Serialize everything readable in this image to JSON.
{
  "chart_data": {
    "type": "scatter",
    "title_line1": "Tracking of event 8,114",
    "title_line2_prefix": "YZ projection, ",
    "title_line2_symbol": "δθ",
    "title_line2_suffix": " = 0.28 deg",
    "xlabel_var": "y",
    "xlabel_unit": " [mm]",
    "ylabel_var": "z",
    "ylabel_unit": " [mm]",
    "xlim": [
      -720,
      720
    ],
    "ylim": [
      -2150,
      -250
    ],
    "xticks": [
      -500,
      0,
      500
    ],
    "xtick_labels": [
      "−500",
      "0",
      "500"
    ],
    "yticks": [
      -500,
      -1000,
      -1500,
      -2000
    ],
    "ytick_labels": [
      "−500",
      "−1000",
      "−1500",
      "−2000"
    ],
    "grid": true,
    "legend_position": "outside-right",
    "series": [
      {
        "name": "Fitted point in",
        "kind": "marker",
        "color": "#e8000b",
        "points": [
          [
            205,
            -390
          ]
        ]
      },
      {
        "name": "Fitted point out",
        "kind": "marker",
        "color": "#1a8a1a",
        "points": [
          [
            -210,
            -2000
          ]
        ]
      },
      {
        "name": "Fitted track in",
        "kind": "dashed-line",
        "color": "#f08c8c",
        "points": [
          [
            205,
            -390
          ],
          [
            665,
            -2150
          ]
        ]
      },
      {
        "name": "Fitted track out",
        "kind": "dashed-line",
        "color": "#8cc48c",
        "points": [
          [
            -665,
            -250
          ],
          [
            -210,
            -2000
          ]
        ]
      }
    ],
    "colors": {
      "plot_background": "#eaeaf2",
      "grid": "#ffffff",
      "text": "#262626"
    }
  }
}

-.-.-

What you are asked to do: Copy the data above in full, character for character.

Response to the task:
Serialize everything readable in this image to JSON.
{
  "chart_data": {
    "type": "scatter",
    "title_line1": "Tracking of event 8,114",
    "title_line2_prefix": "YZ projection, ",
    "title_line2_symbol": "δθ",
    "title_line2_suffix": " = 0.28 deg",
    "xlabel_var": "y",
    "xlabel_unit": " [mm]",
    "ylabel_var": "z",
    "ylabel_unit": " [mm]",
    "xlim": [
      -720,
      720
    ],
    "ylim": [
      -2150,
      -250
    ],
    "xticks": [
      -500,
      0,
      500
    ],
    "xtick_labels": [
      "−500",
      "0",
      "500"
    ],
    "yticks": [
      -500,
      -1000,
      -1500,
      -2000
    ],
    "ytick_labels": [
      "−500",
      "−1000",
      "−1500",
      "−2000"
    ],
    "grid": true,
    "legend_position": "outside-right",
    "series": [
      {
        "name": "Fitted point in",
        "kind": "marker",
        "color": "#e8000b",
        "points": [
          [
            205,
            -390
          ]
        ]
      },
      {
        "name": "Fitted point out",
        "kind": "marker",
        "color": "#1a8a1a",
        "points": [
          [
            -210,
            -2000
          ]
        ]
      },
      {
        "name": "Fitted track in",
        "kind": "dashed-line",
        "color": "#f08c8c",
        "points": [
          [
            205,
            -390
          ],
          [
            665,
            -2150
          ]
        ]
      },
      {
        "name": "Fitted track out",
        "kind": "dashed-line",
        "color": "#8cc48c",
        "points": [
          [
            -665,
            -250
          ],
          [
            -210,
            -2000
          ]
        ]
      }
    ],
    "colors": {
      "plot_background": "#eaeaf2",
      "grid": "#ffffff",
      "text": "#262626"
    }
  }
}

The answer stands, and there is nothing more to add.